:: Data to process ::
──────────

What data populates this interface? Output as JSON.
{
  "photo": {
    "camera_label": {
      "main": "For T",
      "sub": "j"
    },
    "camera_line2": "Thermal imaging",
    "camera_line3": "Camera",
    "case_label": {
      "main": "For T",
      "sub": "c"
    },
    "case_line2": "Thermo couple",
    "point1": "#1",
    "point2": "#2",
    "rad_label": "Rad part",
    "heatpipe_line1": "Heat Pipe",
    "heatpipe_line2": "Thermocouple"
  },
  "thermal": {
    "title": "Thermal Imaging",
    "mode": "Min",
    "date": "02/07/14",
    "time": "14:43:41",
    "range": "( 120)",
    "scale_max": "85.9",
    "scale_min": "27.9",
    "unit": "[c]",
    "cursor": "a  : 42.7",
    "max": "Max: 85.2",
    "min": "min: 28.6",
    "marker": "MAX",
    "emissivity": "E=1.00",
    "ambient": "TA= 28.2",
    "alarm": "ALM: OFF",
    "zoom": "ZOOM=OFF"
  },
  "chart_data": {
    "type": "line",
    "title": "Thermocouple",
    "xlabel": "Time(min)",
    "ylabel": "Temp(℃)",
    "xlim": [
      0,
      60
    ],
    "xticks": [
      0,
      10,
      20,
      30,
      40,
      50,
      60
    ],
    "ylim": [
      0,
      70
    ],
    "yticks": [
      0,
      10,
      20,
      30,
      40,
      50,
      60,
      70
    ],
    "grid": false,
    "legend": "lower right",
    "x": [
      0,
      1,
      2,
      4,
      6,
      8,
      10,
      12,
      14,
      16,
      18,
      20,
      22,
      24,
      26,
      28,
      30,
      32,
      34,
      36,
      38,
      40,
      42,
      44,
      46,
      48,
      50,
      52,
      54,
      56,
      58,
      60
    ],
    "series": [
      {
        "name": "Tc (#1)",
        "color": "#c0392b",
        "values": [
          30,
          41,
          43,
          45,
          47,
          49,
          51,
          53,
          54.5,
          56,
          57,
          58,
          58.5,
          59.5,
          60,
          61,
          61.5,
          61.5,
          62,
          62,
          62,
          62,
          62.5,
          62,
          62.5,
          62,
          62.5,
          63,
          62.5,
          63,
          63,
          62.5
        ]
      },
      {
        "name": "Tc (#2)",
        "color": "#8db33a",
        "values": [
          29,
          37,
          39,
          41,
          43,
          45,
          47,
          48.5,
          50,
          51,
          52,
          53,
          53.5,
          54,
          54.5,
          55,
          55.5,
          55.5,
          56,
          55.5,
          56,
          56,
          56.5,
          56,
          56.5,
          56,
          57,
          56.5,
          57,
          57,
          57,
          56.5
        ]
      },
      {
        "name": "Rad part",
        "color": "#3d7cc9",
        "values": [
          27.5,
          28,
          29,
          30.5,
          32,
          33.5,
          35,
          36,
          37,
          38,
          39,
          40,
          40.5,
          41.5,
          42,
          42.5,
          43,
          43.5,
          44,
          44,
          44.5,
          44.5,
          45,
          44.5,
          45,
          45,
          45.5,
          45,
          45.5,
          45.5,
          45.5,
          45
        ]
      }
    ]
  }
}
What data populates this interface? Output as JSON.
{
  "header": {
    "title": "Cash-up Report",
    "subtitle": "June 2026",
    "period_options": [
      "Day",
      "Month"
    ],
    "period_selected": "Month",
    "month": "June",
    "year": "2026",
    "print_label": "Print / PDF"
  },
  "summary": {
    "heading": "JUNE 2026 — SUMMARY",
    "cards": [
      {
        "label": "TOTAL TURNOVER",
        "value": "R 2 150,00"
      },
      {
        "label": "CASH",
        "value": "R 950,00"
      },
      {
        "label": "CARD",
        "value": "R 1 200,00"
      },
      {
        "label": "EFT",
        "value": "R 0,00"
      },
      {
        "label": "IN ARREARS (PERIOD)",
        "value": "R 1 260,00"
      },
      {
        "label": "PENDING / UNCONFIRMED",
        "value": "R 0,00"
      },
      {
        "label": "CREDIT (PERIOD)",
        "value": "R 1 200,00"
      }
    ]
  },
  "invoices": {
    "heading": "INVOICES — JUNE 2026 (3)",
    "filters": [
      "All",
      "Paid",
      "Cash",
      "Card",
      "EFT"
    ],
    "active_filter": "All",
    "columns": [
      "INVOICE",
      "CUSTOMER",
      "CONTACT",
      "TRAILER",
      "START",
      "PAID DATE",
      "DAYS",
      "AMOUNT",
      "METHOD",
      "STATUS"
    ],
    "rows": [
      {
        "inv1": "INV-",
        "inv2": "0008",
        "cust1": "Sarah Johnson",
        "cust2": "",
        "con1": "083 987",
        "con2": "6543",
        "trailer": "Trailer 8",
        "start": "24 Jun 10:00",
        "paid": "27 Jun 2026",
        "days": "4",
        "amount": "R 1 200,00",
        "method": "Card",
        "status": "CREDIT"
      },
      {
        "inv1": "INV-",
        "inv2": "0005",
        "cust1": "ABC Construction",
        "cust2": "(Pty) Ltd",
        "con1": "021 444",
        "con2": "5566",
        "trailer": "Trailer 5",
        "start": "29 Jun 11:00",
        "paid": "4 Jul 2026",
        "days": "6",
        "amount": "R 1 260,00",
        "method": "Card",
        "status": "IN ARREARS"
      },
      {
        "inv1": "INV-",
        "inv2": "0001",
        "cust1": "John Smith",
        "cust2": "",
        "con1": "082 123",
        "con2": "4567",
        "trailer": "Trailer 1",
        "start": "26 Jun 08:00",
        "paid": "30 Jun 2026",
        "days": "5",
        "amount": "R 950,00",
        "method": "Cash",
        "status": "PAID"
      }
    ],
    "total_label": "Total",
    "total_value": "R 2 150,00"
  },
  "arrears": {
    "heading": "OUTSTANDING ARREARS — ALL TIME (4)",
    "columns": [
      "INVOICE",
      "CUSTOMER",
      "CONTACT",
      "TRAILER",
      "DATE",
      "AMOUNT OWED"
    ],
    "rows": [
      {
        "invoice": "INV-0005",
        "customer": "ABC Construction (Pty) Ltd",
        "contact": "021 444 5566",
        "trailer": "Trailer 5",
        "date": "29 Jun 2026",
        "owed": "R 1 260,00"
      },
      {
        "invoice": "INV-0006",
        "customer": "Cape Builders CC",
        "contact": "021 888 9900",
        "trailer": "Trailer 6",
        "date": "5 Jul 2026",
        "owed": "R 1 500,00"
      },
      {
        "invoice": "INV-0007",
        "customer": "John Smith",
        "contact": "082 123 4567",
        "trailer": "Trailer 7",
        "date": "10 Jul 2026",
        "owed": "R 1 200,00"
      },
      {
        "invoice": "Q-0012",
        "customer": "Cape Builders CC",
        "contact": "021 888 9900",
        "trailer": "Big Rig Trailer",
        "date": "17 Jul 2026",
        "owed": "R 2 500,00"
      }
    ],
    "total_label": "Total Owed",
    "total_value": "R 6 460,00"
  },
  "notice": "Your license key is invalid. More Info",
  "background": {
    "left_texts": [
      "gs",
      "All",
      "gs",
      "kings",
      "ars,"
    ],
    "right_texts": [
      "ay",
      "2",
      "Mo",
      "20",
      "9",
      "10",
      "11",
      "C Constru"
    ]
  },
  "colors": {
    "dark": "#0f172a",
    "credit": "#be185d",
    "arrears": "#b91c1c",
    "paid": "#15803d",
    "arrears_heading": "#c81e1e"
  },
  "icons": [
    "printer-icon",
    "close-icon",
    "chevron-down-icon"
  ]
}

──────────

:: Task to complete ::
The records above should be duplicated in full, exactly as given.

:: Solved problem ::
What data populates this interface? Output as JSON.
{
  "photo": {
    "camera_label": {
      "main": "For T",
      "sub": "j"
    },
    "camera_line2": "Thermal imaging",
    "camera_line3": "Camera",
    "case_label": {
      "main": "For T",
      "sub": "c"
    },
    "case_line2": "Thermo couple",
    "point1": "#1",
    "point2": "#2",
    "rad_label": "Rad part",
    "heatpipe_line1": "Heat Pipe",
    "heatpipe_line2": "Thermocouple"
  },
  "thermal": {
    "title": "Thermal Imaging",
    "mode": "Min",
    "date": "02/07/14",
    "time": "14:43:41",
    "range": "( 120)",
    "scale_max": "85.9",
    "scale_min": "27.9",
    "unit": "[c]",
    "cursor": "a  : 42.7",
    "max": "Max: 85.2",
    "min": "min: 28.6",
    "marker": "MAX",
    "emissivity": "E=1.00",
    "ambient": "TA= 28.2",
    "alarm": "ALM: OFF",
    "zoom": "ZOOM=OFF"
  },
  "chart_data": {
    "type": "line",
    "title": "Thermocouple",
    "xlabel": "Time(min)",
    "ylabel": "Temp(℃)",
    "xlim": [
      0,
      60
    ],
    "xticks": [
      0,
      10,
      20,
      30,
      40,
      50,
      60
    ],
    "ylim": [
      0,
      70
    ],
    "yticks": [
      0,
      10,
      20,
      30,
      40,
      50,
      60,
      70
    ],
    "grid": false,
    "legend": "lower right",
    "x": [
      0,
      1,
      2,
      4,
      6,
      8,
      10,
      12,
      14,
      16,
      18,
      20,
      22,
      24,
      26,
      28,
      30,
      32,
      34,
      36,
      38,
      40,
      42,
      44,
      46,
      48,
      50,
      52,
      54,
      56,
      58,
      60
    ],
    "series": [
      {
        "name": "Tc (#1)",
        "color": "#c0392b",
        "values": [
          30,
          41,
          43,
          45,
          47,
          49,
          51,
          53,
          54.5,
          56,
          57,
          58,
          58.5,
          59.5,
          60,
          61,
          61.5,
          61.5,
          62,
          62,
          62,
          62,
          62.5,
          62,
          62.5,
          62,
          62.5,
          63,
          62.5,
          63,
          63,
          62.5
        ]
      },
      {
        "name": "Tc (#2)",
        "color": "#8db33a",
        "values": [
          29,
          37,
          39,
          41,
          43,
          45,
          47,
          48.5,
          50,
          51,
          52,
          53,
          53.5,
          54,
          54.5,
          55,
          55.5,
          55.5,
          56,
          55.5,
          56,
          56,
          56.5,
          56,
          56.5,
          56,
          57,
          56.5,
          57,
          57,
          57,
          56.5
        ]
      },
      {
        "name": "Rad part",
        "color": "#3d7cc9",
        "values": [
          27.5,
          28,
          29,
          30.5,
          32,
          33.5,
          35,
          36,
          37,
          38,
          39,
          40,
          40.5,
          41.5,
          42,
          42.5,
          43,
          43.5,
          44,
          44,
          44.5,
          44.5,
          45,
          44.5,
          45,
          45,
          45.5,
          45,
          45.5,
          45.5,
          45.5,
          45
        ]
      }
    ]
  }
}
What data populates this interface? Output as JSON.
{
  "header": {
    "title": "Cash-up Report",
    "subtitle": "June 2026",
    "period_options": [
      "Day",
      "Month"
    ],
    "period_selected": "Month",
    "month": "June",
    "year": "2026",
    "print_label": "Print / PDF"
  },
  "summary": {
    "heading": "JUNE 2026 — SUMMARY",
    "cards": [
      {
        "label": "TOTAL TURNOVER",
        "value": "R 2 150,00"
      },
      {
        "label": "CASH",
        "value": "R 950,00"
      },
      {
        "label": "CARD",
        "value": "R 1 200,00"
      },
      {
        "label": "EFT",
        "value": "R 0,00"
      },
      {
        "label": "IN ARREARS (PERIOD)",
        "value": "R 1 260,00"
      },
      {
        "label": "PENDING / UNCONFIRMED",
        "value": "R 0,00"
      },
      {
        "label": "CREDIT (PERIOD)",
        "value": "R 1 200,00"
      }
    ]
  },
  "invoices": {
    "heading": "INVOICES — JUNE 2026 (3)",
    "filters": [
      "All",
      "Paid",
      "Cash",
      "Card",
      "EFT"
    ],
    "active_filter": "All",
    "columns": [
      "INVOICE",
      "CUSTOMER",
      "CONTACT",
      "TRAILER",
      "START",
      "PAID DATE",
      "DAYS",
      "AMOUNT",
      "METHOD",
      "STATUS"
    ],
    "rows": [
      {
        "inv1": "INV-",
        "inv2": "0008",
        "cust1": "Sarah Johnson",
        "cust2": "",
        "con1": "083 987",
        "con2": "6543",
        "trailer": "Trailer 8",
        "start": "24 Jun 10:00",
        "paid": "27 Jun 2026",
        "days": "4",
        "amount": "R 1 200,00",
        "method": "Card",
        "status": "CREDIT"
      },
      {
        "inv1": "INV-",
        "inv2": "0005",
        "cust1": "ABC Construction",
        "cust2": "(Pty) Ltd",
        "con1": "021 444",
        "con2": "5566",
        "trailer": "Trailer 5",
        "start": "29 Jun 11:00",
        "paid": "4 Jul 2026",
        "days": "6",
        "amount": "R 1 260,00",
        "method": "Card",
        "status": "IN ARREARS"
      },
      {
        "inv1": "INV-",
        "inv2": "0001",
        "cust1": "John Smith",
        "cust2": "",
        "con1": "082 123",
        "con2": "4567",
        "trailer": "Trailer 1",
        "start": "26 Jun 08:00",
        "paid": "30 Jun 2026",
        "days": "5",
        "amount": "R 950,00",
        "method": "Cash",
        "status": "PAID"
      }
    ],
    "total_label": "Total",
    "total_value": "R 2 150,00"
  },
  "arrears": {
    "heading": "OUTSTANDING ARREARS — ALL TIME (4)",
    "columns": [
      "INVOICE",
      "CUSTOMER",
      "CONTACT",
      "TRAILER",
      "DATE",
      "AMOUNT OWED"
    ],
    "rows": [
      {
        "invoice": "INV-0005",
        "customer": "ABC Construction (Pty) Ltd",
        "contact": "021 444 5566",
        "trailer": "Trailer 5",
        "date": "29 Jun 2026",
        "owed": "R 1 260,00"
      },
      {
        "invoice": "INV-0006",
        "customer": "Cape Builders CC",
        "contact": "021 888 9900",
        "trailer": "Trailer 6",
        "date": "5 Jul 2026",
        "owed": "R 1 500,00"
      },
      {
        "invoice": "INV-0007",
        "customer": "John Smith",
        "contact": "082 123 4567",
        "trailer": "Trailer 7",
        "date": "10 Jul 2026",
        "owed": "R 1 200,00"
      },
      {
        "invoice": "Q-0012",
        "customer": "Cape Builders CC",
        "contact": "021 888 9900",
        "trailer": "Big Rig Trailer",
        "date": "17 Jul 2026",
        "owed": "R 2 500,00"
      }
    ],
    "total_label": "Total Owed",
    "total_value": "R 6 460,00"
  },
  "notice": "Your license key is invalid. More Info",
  "background": {
    "left_texts": [
      "gs",
      "All",
      "gs",
      "kings",
      "ars,"
    ],
    "right_texts": [
      "ay",
      "2",
      "Mo",
      "20",
      "9",
      "10",
      "11",
      "C Constru"
    ]
  },
  "colors": {
    "dark": "#0f172a",
    "credit": "#be185d",
    "arrears": "#b91c1c",
    "paid": "#15803d",
    "arrears_heading": "#c81e1e"
  },
  "icons": [
    "printer-icon",
    "close-icon",
    "chevron-down-icon"
  ]
}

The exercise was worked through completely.